## AIM
Your task is to reproduce the material exactly.

## DATASET CONTENT
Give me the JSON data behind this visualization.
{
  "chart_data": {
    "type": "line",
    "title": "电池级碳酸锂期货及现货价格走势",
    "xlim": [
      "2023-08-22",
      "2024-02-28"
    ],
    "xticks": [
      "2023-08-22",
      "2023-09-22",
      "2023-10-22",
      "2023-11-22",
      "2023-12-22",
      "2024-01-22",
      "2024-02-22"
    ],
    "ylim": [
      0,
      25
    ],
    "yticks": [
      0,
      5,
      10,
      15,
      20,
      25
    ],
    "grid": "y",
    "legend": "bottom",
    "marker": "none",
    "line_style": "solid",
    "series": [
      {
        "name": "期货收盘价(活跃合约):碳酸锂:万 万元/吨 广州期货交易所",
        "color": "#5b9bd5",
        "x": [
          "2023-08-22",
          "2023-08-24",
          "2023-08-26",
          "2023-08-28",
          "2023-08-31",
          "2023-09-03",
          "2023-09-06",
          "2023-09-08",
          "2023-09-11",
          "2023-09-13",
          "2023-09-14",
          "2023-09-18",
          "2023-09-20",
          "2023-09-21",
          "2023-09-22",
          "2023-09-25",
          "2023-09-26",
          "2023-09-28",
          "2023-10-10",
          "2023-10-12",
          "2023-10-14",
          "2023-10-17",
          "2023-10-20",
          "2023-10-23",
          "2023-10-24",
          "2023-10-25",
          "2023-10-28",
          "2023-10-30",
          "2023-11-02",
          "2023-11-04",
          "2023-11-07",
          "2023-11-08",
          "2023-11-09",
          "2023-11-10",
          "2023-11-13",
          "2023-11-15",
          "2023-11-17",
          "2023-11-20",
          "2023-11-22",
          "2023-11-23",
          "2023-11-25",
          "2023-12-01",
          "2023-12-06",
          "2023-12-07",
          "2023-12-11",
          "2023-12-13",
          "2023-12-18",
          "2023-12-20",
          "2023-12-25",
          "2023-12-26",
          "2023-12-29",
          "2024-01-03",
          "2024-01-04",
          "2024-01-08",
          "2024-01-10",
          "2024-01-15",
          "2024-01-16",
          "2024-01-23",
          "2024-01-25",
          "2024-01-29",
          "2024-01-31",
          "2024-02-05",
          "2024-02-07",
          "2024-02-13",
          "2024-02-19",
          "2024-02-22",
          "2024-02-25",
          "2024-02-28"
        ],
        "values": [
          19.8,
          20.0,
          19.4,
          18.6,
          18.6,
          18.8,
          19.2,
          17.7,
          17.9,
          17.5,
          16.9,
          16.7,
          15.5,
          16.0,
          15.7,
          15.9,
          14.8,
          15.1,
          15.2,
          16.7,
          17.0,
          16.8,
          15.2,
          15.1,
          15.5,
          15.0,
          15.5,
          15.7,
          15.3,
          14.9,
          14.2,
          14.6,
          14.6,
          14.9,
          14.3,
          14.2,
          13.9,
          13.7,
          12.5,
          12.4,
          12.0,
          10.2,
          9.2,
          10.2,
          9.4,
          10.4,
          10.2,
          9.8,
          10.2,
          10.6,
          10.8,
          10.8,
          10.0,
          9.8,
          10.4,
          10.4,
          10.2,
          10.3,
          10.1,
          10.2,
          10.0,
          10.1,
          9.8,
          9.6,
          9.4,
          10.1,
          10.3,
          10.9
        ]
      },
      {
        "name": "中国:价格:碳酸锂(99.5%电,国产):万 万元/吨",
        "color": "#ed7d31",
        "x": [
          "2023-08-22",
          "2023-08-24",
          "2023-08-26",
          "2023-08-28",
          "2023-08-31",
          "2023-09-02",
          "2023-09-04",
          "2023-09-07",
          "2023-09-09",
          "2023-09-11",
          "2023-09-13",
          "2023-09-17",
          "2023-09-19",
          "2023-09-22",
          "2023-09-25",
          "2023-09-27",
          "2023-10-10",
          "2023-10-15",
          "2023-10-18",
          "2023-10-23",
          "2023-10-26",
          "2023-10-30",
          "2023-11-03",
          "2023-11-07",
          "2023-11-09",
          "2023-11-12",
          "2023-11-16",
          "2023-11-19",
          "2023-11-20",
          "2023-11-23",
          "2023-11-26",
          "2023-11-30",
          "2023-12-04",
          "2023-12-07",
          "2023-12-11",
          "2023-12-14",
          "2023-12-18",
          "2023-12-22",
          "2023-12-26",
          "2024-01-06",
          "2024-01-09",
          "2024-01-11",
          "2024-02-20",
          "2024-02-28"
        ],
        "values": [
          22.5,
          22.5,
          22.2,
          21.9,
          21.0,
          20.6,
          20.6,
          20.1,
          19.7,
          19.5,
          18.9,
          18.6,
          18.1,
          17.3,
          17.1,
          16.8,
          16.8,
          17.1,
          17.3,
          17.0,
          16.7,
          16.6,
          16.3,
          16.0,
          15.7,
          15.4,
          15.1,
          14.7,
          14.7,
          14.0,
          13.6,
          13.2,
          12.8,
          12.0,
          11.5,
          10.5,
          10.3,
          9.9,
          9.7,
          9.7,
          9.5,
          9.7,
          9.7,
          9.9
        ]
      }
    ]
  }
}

## EXERCISE RESULT
Give me the JSON data behind this visualization.
{
  "chart_data": {
    "type": "line",
    "title": "电池级碳酸锂期货及现货价格走势",
    "xlim": [
      "2023-08-22",
      "2024-02-28"
    ],
    "xticks": [
      "2023-08-22",
      "2023-09-22",
      "2023-10-22",
      "2023-11-22",
      "2023-12-22",
      "2024-01-22",
      "2024-02-22"
    ],
    "ylim": [
      0,
      25
    ],
    "yticks": [
      0,
      5,
      10,
      15,
      20,
      25
    ],
    "grid": "y",
    "legend": "bottom",
    "marker": "none",
    "line_style": "solid",
    "series": [
      {
        "name": "期货收盘价(活跃合约):碳酸锂:万 万元/吨 广州期货交易所",
        "color": "#5b9bd5",
        "x": [
          "2023-08-22",
          "2023-08-24",
          "2023-08-26",
          "2023-08-28",
          "2023-08-31",
          "2023-09-03",
          "2023-09-06",
          "2023-09-08",
          "2023-09-11",
          "2023-09-13",
          "2023-09-14",
          "2023-09-18",
          "2023-09-20",
          "2023-09-21",
          "2023-09-22",
          "2023-09-25",
          "2023-09-26",
          "2023-09-28",
          "2023-10-10",
          "2023-10-12",
          "2023-10-14",
          "2023-10-17",
          "2023-10-20",
          "2023-10-23",
          "2023-10-24",
          "2023-10-25",
          "2023-10-28",
          "2023-10-30",
          "2023-11-02",
          "2023-11-04",
          "2023-11-07",
          "2023-11-08",
          "2023-11-09",
          "2023-11-10",
          "2023-11-13",
          "2023-11-15",
          "2023-11-17",
          "2023-11-20",
          "2023-11-22",
          "2023-11-23",
          "2023-11-25",
          "2023-12-01",
          "2023-12-06",
          "2023-12-07",
          "2023-12-11",
          "2023-12-13",
          "2023-12-18",
          "2023-12-20",
          "2023-12-25",
          "2023-12-26",
          "2023-12-29",
          "2024-01-03",
          "2024-01-04",
          "2024-01-08",
          "2024-01-10",
          "2024-01-15",
          "2024-01-16",
          "2024-01-23",
          "2024-01-25",
          "2024-01-29",
          "2024-01-31",
          "2024-02-05",
          "2024-02-07",
          "2024-02-13",
          "2024-02-19",
          "2024-02-22",
          "2024-02-25",
          "2024-02-28"
        ],
        "values": [
          19.8,
          20.0,
          19.4,
          18.6,
          18.6,
          18.8,
          19.2,
          17.7,
          17.9,
          17.5,
          16.9,
          16.7,
          15.5,
          16.0,
          15.7,
          15.9,
          14.8,
          15.1,
          15.2,
          16.7,
          17.0,
          16.8,
          15.2,
          15.1,
          15.5,
          15.0,
          15.5,
          15.7,
          15.3,
          14.9,
          14.2,
          14.6,
          14.6,
          14.9,
          14.3,
          14.2,
          13.9,
          13.7,
          12.5,
          12.4,
          12.0,
          10.2,
          9.2,
          10.2,
          9.4,
          10.4,
          10.2,
          9.8,
          10.2,
          10.6,
          10.8,
          10.8,
          10.0,
          9.8,
          10.4,
          10.4,
          10.2,
          10.3,
          10.1,
          10.2,
          10.0,
          10.1,
          9.8,
          9.6,
          9.4,
          10.1,
          10.3,
          10.9
        ]
      },
      {
        "name": "中国:价格:碳酸锂(99.5%电,国产):万 万元/吨",
        "color": "#ed7d31",
        "x": [
          "2023-08-22",
          "2023-08-24",
          "2023-08-26",
          "2023-08-28",
          "2023-08-31",
          "2023-09-02",
          "2023-09-04",
          "2023-09-07",
          "2023-09-09",
          "2023-09-11",
          "2023-09-13",
          "2023-09-17",
          "2023-09-19",
          "2023-09-22",
          "2023-09-25",
          "2023-09-27",
          "2023-10-10",
          "2023-10-15",
          "2023-10-18",
          "2023-10-23",
          "2023-10-26",
          "2023-10-30",
          "2023-11-03",
          "2023-11-07",
          "2023-11-09",
          "2023-11-12",
          "2023-11-16",
          "2023-11-19",
          "2023-11-20",
          "2023-11-23",
          "2023-11-26",
          "2023-11-30",
          "2023-12-04",
          "2023-12-07",
          "2023-12-11",
          "2023-12-14",
          "2023-12-18",
          "2023-12-22",
          "2023-12-26",
          "2024-01-06",
          "2024-01-09",
          "2024-01-11",
          "2024-02-20",
          "2024-02-28"
        ],
        "values": [
          22.5,
          22.5,
          22.2,
          21.9,
          21.0,
          20.6,
          20.6,
          20.1,
          19.7,
          19.5,
          18.9,
          18.6,
          18.1,
          17.3,
          17.1,
          16.8,
          16.8,
          17.1,
          17.3,
          17.0,
          16.7,
          16.6,
          16.3,
          16.0,
          15.7,
          15.4,
          15.1,
          14.7,
          14.7,
          14.0,
          13.6,
          13.2,
          12.8,
          12.0,
          11.5,
          10.5,
          10.3,
          9.9,
          9.7,
          9.7,
          9.5,
          9.7,
          9.7,
          9.9
        ]
      }
    ]
  }
}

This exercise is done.